→ MATERIAL SHOWN

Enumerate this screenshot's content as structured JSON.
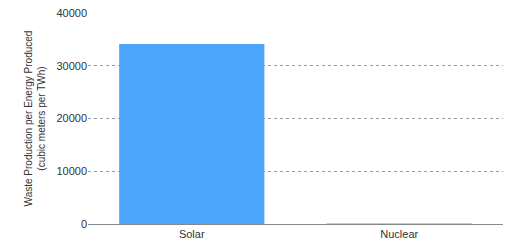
{
  "chart_data": {
    "type": "bar",
    "y_label": "Waste Production per Energy Produced\n(cubic meters per TWh)",
    "categories": [
      "Solar",
      "Nuclear"
    ],
    "values": [
      34100,
      100
    ],
    "color": "#4da6fc",
    "ylim": [
      0,
      40000
    ],
    "yticks": [
      0,
      10000,
      20000,
      30000,
      40000
    ],
    "grid": true
  }
}
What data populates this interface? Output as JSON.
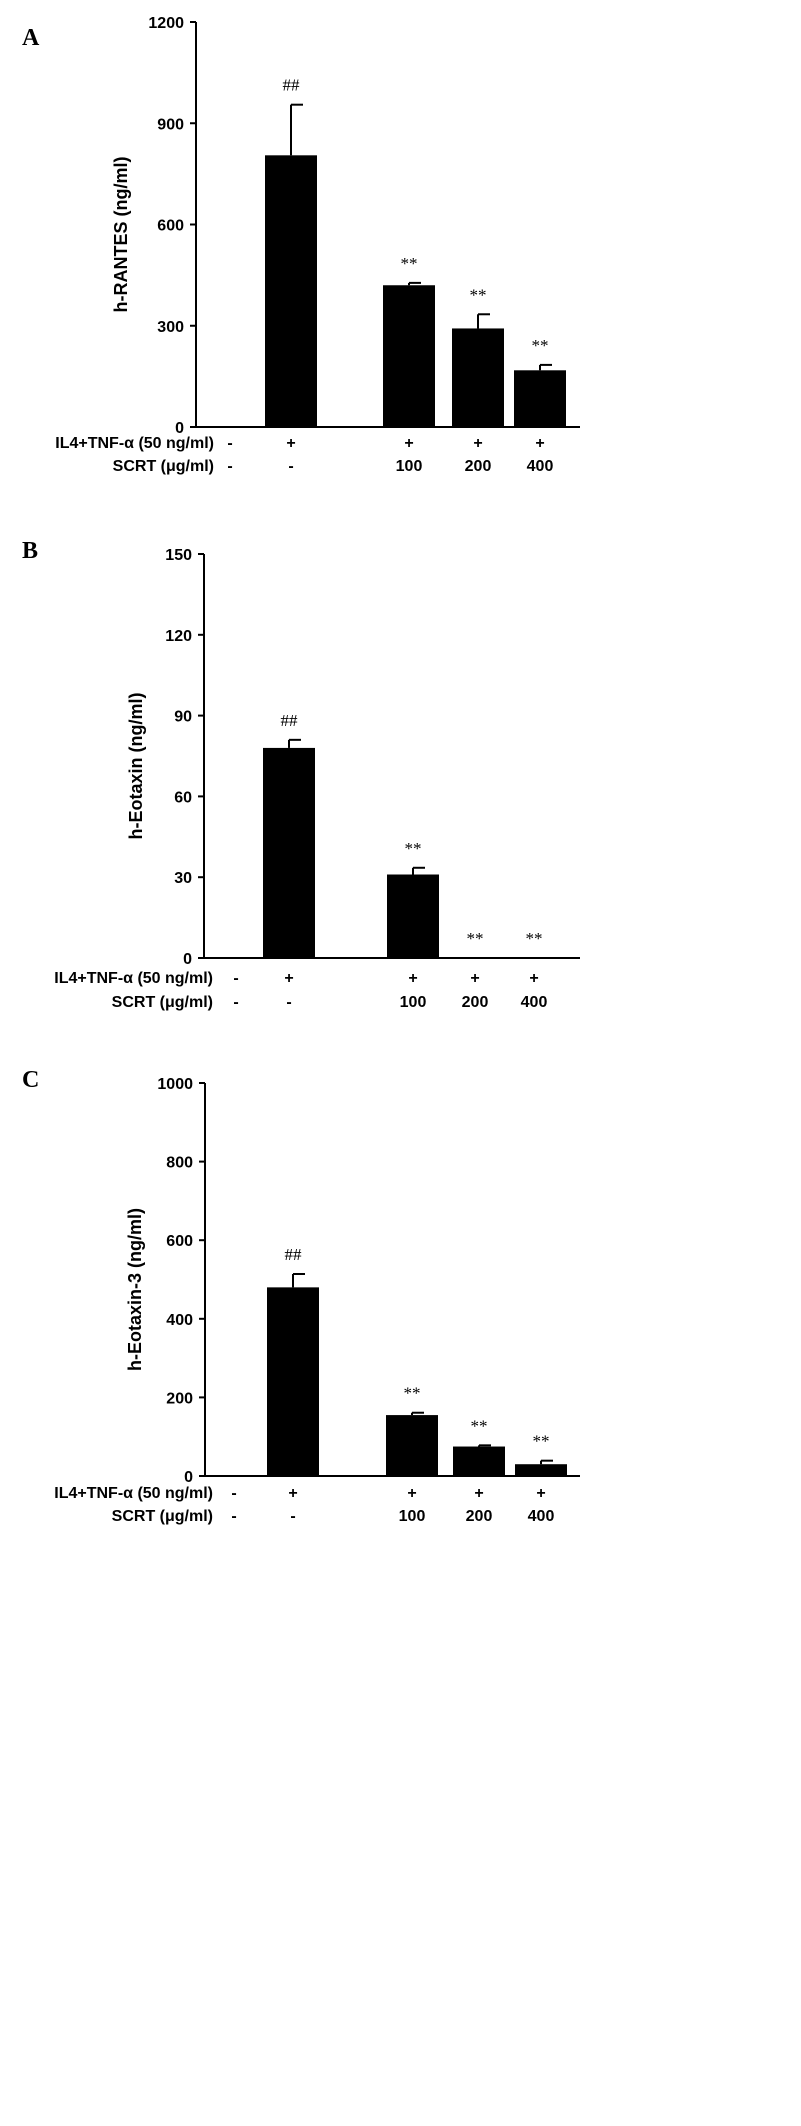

→ GIVEN REQUEST
Each record above should come back exactly the same, only without its pictures.

→ RESPONSE TO THE EXERCISE
Enumerate this screenshot's content as structured JSON.
{
  "chart_data": {
    "type": "bar",
    "y_label": "Waste Production per Energy Produced\n(cubic meters per TWh)",
    "categories": [
      "Solar",
      "Nuclear"
    ],
    "values": [
      34100,
      100
    ],
    "color": "#4da6fc",
    "ylim": [
      0,
      40000
    ],
    "yticks": [
      0,
      10000,
      20000,
      30000,
      40000
    ],
    "grid": true
  }
}
What data populates this interface? Output as JSON.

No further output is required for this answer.